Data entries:
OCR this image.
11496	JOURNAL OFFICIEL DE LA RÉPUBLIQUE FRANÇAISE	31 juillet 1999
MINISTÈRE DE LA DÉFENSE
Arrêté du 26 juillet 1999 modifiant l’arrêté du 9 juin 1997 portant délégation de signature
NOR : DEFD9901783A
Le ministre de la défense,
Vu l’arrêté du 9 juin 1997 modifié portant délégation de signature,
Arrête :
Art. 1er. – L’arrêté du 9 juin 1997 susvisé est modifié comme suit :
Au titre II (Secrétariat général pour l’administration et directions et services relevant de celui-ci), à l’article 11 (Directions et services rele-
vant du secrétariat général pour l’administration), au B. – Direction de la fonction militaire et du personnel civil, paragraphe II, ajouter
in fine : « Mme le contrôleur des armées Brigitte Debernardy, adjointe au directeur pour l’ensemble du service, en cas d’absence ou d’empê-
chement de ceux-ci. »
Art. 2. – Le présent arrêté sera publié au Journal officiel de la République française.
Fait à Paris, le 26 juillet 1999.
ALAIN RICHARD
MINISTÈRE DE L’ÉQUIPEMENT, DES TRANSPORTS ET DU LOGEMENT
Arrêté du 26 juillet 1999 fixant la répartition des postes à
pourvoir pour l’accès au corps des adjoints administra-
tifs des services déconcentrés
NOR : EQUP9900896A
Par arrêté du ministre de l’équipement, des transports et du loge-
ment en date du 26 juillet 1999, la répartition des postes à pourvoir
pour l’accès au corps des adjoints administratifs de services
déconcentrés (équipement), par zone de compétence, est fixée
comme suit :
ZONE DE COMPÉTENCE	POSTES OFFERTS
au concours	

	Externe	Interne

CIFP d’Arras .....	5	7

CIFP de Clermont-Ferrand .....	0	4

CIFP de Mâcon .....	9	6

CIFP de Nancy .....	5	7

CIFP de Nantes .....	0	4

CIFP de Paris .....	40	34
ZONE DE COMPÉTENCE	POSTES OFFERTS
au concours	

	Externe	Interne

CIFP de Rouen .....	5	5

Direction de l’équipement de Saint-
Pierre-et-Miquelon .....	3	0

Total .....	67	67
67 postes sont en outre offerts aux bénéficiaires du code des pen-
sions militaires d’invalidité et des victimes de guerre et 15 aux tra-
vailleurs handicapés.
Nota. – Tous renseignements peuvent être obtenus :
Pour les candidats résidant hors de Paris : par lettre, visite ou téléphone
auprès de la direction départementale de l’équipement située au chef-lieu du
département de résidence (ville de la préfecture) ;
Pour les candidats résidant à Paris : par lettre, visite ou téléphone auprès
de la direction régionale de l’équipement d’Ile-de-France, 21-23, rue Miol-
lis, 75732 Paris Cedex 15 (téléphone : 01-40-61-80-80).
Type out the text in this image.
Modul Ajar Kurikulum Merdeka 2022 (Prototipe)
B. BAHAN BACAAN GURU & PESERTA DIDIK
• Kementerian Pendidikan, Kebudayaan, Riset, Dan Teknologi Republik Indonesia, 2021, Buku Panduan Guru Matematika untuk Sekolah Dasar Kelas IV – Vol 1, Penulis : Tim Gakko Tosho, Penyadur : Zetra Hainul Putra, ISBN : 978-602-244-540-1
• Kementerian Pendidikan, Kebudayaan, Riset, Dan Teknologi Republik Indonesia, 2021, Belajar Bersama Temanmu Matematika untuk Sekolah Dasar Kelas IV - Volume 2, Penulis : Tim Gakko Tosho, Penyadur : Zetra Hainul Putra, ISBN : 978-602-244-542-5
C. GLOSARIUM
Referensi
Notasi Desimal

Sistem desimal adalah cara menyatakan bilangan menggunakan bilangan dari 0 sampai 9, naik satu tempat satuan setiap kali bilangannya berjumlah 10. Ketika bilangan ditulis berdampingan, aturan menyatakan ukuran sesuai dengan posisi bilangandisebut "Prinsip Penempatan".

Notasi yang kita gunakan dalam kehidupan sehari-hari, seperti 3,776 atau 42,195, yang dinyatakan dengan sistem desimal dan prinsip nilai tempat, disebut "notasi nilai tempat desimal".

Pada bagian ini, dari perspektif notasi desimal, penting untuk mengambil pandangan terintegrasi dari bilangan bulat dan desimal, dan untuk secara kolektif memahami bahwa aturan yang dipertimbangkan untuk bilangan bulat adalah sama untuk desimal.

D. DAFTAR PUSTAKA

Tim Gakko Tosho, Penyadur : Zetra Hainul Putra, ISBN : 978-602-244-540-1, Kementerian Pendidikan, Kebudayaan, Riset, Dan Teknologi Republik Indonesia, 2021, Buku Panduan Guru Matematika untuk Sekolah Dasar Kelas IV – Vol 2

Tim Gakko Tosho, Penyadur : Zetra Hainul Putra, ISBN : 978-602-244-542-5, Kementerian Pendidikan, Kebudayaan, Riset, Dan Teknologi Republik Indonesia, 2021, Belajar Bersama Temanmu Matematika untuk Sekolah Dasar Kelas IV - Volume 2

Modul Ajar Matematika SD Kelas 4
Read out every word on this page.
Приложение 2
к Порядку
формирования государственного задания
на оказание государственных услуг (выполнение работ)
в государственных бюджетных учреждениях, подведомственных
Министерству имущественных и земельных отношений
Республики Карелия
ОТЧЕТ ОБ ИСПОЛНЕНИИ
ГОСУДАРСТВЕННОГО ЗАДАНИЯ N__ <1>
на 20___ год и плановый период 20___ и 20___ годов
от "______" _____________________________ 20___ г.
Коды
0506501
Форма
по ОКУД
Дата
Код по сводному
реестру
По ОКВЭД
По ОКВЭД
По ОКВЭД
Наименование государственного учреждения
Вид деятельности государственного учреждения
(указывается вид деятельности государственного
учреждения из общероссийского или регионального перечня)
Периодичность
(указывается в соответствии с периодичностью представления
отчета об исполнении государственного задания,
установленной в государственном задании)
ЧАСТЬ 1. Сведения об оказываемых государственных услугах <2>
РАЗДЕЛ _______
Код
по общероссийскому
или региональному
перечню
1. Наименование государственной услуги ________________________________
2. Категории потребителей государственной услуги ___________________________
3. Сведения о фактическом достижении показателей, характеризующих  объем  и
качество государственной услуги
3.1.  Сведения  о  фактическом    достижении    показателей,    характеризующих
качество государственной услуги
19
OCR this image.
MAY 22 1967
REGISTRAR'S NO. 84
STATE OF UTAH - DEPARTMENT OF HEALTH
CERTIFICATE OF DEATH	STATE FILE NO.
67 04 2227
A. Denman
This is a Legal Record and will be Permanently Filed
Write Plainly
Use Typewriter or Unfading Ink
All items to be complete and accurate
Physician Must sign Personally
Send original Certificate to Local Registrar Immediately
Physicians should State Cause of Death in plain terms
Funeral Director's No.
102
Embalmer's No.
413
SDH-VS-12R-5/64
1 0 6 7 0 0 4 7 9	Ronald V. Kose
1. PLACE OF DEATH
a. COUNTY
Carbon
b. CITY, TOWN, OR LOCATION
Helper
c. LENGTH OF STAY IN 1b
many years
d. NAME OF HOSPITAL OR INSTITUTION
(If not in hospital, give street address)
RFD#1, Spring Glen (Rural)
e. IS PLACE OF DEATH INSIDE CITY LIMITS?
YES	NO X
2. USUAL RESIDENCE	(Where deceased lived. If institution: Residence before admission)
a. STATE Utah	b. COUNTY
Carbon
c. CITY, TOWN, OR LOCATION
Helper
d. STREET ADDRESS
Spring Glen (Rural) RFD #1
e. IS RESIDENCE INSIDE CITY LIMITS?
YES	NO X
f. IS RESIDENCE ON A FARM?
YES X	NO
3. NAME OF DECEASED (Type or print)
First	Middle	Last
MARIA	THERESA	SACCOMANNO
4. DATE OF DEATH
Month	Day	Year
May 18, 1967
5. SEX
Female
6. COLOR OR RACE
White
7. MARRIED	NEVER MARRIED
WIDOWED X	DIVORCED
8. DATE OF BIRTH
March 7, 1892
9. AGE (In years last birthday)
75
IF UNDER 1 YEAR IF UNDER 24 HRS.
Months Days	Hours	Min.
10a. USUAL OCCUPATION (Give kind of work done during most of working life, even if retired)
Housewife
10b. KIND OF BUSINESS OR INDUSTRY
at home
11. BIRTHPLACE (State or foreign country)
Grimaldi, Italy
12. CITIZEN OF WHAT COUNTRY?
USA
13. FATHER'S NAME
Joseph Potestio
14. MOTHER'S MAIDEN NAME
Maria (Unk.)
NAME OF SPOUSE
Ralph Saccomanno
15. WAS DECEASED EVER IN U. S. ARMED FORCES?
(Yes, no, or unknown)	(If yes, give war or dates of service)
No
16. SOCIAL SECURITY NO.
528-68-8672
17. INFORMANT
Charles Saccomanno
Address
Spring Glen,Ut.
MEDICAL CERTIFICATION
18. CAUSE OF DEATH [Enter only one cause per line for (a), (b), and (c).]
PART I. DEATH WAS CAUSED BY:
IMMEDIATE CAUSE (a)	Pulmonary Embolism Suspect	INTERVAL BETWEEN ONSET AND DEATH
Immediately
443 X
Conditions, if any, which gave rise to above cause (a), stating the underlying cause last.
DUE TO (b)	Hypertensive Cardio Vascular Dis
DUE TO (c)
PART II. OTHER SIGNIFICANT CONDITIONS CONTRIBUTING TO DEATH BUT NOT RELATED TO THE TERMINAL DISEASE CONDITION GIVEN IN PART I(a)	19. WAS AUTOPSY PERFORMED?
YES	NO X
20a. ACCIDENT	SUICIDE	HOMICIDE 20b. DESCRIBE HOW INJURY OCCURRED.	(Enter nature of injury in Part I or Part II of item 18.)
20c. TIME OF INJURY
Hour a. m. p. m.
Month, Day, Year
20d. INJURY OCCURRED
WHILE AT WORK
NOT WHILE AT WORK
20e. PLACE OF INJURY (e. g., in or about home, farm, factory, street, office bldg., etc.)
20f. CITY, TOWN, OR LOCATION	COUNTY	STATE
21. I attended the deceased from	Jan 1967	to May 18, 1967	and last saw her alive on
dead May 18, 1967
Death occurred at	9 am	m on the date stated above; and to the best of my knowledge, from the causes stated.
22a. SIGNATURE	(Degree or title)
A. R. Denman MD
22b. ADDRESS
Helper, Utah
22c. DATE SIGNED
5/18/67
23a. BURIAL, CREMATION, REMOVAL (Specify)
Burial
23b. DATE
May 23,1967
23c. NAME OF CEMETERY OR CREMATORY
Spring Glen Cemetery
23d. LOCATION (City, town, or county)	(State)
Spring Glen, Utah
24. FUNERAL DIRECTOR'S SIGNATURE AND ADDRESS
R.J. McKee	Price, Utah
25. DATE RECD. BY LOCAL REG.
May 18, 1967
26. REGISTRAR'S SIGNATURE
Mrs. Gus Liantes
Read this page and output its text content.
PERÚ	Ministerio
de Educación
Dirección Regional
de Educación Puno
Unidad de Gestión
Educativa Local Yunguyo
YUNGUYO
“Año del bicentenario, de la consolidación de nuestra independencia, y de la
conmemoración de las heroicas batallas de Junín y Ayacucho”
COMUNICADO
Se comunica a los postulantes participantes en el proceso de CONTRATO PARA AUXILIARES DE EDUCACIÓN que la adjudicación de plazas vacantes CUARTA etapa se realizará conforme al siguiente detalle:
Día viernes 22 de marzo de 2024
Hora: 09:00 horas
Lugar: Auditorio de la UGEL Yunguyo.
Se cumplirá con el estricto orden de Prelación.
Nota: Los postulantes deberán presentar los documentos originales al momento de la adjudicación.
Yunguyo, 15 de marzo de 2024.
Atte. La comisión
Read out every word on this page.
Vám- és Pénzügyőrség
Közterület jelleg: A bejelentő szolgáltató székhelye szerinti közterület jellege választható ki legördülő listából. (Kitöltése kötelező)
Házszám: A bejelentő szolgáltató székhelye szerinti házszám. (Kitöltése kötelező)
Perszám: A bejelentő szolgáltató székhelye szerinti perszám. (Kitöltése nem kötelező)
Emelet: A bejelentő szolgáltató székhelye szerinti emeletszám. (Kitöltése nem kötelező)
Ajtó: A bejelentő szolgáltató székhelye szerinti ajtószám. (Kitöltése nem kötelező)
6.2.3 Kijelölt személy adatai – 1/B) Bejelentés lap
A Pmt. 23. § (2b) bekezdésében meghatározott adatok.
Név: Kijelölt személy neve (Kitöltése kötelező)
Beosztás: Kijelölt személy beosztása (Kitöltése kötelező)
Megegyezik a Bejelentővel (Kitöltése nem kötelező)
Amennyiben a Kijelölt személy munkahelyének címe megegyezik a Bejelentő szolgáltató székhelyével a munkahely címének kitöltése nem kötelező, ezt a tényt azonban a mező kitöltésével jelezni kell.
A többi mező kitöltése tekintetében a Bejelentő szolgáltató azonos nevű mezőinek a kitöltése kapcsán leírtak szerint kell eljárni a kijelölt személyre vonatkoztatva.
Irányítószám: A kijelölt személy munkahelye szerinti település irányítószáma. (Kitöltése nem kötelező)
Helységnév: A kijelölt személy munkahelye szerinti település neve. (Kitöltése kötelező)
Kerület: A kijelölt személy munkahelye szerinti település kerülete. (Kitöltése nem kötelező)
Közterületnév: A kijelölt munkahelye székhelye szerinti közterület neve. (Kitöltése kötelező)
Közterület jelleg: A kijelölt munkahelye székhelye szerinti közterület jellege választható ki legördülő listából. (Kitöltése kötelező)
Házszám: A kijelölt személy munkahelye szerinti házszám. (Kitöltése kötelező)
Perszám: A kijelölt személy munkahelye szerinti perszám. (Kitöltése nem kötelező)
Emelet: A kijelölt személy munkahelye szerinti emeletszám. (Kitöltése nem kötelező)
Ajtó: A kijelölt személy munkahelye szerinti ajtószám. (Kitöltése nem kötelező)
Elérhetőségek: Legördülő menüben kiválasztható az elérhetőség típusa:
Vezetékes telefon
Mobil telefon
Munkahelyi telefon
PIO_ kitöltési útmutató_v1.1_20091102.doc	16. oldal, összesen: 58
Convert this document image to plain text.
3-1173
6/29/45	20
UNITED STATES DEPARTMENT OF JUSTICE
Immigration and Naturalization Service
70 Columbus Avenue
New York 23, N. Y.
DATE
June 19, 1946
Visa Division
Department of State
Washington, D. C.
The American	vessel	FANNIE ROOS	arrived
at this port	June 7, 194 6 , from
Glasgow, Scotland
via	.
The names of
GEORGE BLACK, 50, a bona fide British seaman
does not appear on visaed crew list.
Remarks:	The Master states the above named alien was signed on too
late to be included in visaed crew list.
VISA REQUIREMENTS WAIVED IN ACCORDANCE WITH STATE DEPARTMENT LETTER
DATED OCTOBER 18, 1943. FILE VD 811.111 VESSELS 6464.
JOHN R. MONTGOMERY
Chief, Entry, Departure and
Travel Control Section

| TASK OBJECTIVE |
Return every line above in which the string "from" occurs.

| RESULT FOR THIS EXERCISE |
21. I attended the deceased from	Jan 1967	to May 18, 1967	and last saw her alive on
Death occurred at	9 am	m on the date stated above; and to the best of my knowledge, from the causes stated.
at this port	June 7, 194 6 , from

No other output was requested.